Work instructions = Exactly reproduce each record listed below.
☆ ☆ ☆ ☆ ☆
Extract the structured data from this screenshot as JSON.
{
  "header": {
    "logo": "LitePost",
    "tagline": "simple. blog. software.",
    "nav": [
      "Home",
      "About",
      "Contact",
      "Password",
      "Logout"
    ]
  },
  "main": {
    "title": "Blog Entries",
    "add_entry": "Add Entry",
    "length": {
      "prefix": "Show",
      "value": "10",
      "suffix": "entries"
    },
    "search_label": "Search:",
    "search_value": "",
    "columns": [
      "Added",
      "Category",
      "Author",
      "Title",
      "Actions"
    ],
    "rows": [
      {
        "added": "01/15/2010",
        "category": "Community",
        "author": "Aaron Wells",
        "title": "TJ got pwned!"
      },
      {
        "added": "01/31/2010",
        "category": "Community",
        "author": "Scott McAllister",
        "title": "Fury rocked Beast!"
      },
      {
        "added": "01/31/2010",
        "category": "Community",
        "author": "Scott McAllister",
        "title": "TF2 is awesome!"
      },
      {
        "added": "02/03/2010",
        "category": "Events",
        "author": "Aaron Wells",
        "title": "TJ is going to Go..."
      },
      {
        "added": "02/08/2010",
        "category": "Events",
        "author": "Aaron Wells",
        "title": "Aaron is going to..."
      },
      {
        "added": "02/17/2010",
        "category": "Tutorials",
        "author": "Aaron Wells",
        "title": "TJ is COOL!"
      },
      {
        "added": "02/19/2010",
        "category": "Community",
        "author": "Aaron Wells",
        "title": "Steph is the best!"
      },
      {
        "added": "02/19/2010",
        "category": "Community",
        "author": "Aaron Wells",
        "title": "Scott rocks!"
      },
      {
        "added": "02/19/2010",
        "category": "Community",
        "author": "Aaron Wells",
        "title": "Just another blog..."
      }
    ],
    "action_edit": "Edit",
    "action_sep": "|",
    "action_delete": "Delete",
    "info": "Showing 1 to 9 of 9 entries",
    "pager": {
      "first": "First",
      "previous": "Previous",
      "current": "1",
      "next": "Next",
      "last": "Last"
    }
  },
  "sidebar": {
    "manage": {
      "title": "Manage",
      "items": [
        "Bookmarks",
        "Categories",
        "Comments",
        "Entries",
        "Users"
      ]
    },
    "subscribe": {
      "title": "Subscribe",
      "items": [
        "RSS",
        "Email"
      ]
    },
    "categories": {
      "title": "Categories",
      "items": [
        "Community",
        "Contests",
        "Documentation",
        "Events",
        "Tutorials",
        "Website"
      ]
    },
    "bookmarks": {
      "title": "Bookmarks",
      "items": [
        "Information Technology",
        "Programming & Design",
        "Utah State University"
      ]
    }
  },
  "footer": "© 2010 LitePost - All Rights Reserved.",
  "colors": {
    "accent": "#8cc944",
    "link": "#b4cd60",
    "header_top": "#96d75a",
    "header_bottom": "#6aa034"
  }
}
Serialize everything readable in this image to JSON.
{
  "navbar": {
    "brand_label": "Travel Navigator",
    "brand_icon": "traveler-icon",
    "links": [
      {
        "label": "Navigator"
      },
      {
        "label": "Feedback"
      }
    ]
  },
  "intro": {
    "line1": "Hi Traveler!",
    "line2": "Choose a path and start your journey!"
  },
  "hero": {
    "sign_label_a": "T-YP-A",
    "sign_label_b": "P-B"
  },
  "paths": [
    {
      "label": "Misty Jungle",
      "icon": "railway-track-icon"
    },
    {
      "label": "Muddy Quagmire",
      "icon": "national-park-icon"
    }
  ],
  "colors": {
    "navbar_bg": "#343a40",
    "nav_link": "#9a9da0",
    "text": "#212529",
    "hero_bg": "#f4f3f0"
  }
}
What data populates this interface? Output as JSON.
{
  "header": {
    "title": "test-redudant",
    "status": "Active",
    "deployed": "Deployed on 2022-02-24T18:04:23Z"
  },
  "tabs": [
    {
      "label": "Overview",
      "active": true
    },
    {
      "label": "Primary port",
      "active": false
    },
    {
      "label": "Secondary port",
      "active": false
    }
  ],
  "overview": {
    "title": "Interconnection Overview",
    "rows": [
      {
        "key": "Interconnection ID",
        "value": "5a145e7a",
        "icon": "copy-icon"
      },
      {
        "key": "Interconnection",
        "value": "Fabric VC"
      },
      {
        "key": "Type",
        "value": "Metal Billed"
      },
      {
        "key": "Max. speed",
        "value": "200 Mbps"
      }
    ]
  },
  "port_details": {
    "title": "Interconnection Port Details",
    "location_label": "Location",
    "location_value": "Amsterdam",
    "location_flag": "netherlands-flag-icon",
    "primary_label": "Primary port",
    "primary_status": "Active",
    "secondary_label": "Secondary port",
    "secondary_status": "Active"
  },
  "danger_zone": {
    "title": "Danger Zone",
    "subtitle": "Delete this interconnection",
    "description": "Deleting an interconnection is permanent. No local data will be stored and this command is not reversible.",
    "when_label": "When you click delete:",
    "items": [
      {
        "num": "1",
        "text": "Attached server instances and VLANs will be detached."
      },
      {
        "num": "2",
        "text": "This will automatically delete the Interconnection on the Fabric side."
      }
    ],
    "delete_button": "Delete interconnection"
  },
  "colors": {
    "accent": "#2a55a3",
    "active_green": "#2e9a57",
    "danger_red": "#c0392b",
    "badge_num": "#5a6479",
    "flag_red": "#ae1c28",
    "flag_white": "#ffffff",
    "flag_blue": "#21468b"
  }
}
☆ ☆ ☆ ☆ ☆
Task output =
Extract the structured data from this screenshot as JSON.
{
  "header": {
    "logo": "LitePost",
    "tagline": "simple. blog. software.",
    "nav": [
      "Home",
      "About",
      "Contact",
      "Password",
      "Logout"
    ]
  },
  "main": {
    "title": "Blog Entries",
    "add_entry": "Add Entry",
    "length": {
      "prefix": "Show",
      "value": "10",
      "suffix": "entries"
    },
    "search_label": "Search:",
    "search_value": "",
    "columns": [
      "Added",
      "Category",
      "Author",
      "Title",
      "Actions"
    ],
    "rows": [
      {
        "added": "01/15/2010",
        "category": "Community",
        "author": "Aaron Wells",
        "title": "TJ got pwned!"
      },
      {
        "added": "01/31/2010",
        "category": "Community",
        "author": "Scott McAllister",
        "title": "Fury rocked Beast!"
      },
      {
        "added": "01/31/2010",
        "category": "Community",
        "author": "Scott McAllister",
        "title": "TF2 is awesome!"
      },
      {
        "added": "02/03/2010",
        "category": "Events",
        "author": "Aaron Wells",
        "title": "TJ is going to Go..."
      },
      {
        "added": "02/08/2010",
        "category": "Events",
        "author": "Aaron Wells",
        "title": "Aaron is going to..."
      },
      {
        "added": "02/17/2010",
        "category": "Tutorials",
        "author": "Aaron Wells",
        "title": "TJ is COOL!"
      },
      {
        "added": "02/19/2010",
        "category": "Community",
        "author": "Aaron Wells",
        "title": "Steph is the best!"
      },
      {
        "added": "02/19/2010",
        "category": "Community",
        "author": "Aaron Wells",
        "title": "Scott rocks!"
      },
      {
        "added": "02/19/2010",
        "category": "Community",
        "author": "Aaron Wells",
        "title": "Just another blog..."
      }
    ],
    "action_edit": "Edit",
    "action_sep": "|",
    "action_delete": "Delete",
    "info": "Showing 1 to 9 of 9 entries",
    "pager": {
      "first": "First",
      "previous": "Previous",
      "current": "1",
      "next": "Next",
      "last": "Last"
    }
  },
  "sidebar": {
    "manage": {
      "title": "Manage",
      "items": [
        "Bookmarks",
        "Categories",
        "Comments",
        "Entries",
        "Users"
      ]
    },
    "subscribe": {
      "title": "Subscribe",
      "items": [
        "RSS",
        "Email"
      ]
    },
    "categories": {
      "title": "Categories",
      "items": [
        "Community",
        "Contests",
        "Documentation",
        "Events",
        "Tutorials",
        "Website"
      ]
    },
    "bookmarks": {
      "title": "Bookmarks",
      "items": [
        "Information Technology",
        "Programming & Design",
        "Utah State University"
      ]
    }
  },
  "footer": "© 2010 LitePost - All Rights Reserved.",
  "colors": {
    "accent": "#8cc944",
    "link": "#b4cd60",
    "header_top": "#96d75a",
    "header_bottom": "#6aa034"
  }
}
Serialize everything readable in this image to JSON.
{
  "navbar": {
    "brand_label": "Travel Navigator",
    "brand_icon": "traveler-icon",
    "links": [
      {
        "label": "Navigator"
      },
      {
        "label": "Feedback"
      }
    ]
  },
  "intro": {
    "line1": "Hi Traveler!",
    "line2": "Choose a path and start your journey!"
  },
  "hero": {
    "sign_label_a": "T-YP-A",
    "sign_label_b": "P-B"
  },
  "paths": [
    {
      "label": "Misty Jungle",
      "icon": "railway-track-icon"
    },
    {
      "label": "Muddy Quagmire",
      "icon": "national-park-icon"
    }
  ],
  "colors": {
    "navbar_bg": "#343a40",
    "nav_link": "#9a9da0",
    "text": "#212529",
    "hero_bg": "#f4f3f0"
  }
}
What data populates this interface? Output as JSON.
{
  "header": {
    "title": "test-redudant",
    "status": "Active",
    "deployed": "Deployed on 2022-02-24T18:04:23Z"
  },
  "tabs": [
    {
      "label": "Overview",
      "active": true
    },
    {
      "label": "Primary port",
      "active": false
    },
    {
      "label": "Secondary port",
      "active": false
    }
  ],
  "overview": {
    "title": "Interconnection Overview",
    "rows": [
      {
        "key": "Interconnection ID",
        "value": "5a145e7a",
        "icon": "copy-icon"
      },
      {
        "key": "Interconnection",
        "value": "Fabric VC"
      },
      {
        "key": "Type",
        "value": "Metal Billed"
      },
      {
        "key": "Max. speed",
        "value": "200 Mbps"
      }
    ]
  },
  "port_details": {
    "title": "Interconnection Port Details",
    "location_label": "Location",
    "location_value": "Amsterdam",
    "location_flag": "netherlands-flag-icon",
    "primary_label": "Primary port",
    "primary_status": "Active",
    "secondary_label": "Secondary port",
    "secondary_status": "Active"
  },
  "danger_zone": {
    "title": "Danger Zone",
    "subtitle": "Delete this interconnection",
    "description": "Deleting an interconnection is permanent. No local data will be stored and this command is not reversible.",
    "when_label": "When you click delete:",
    "items": [
      {
        "num": "1",
        "text": "Attached server instances and VLANs will be detached."
      },
      {
        "num": "2",
        "text": "This will automatically delete the Interconnection on the Fabric side."
      }
    ],
    "delete_button": "Delete interconnection"
  },
  "colors": {
    "accent": "#2a55a3",
    "active_green": "#2e9a57",
    "danger_red": "#c0392b",
    "badge_num": "#5a6479",
    "flag_red": "#ae1c28",
    "flag_white": "#ffffff",
    "flag_blue": "#21468b"
  }
}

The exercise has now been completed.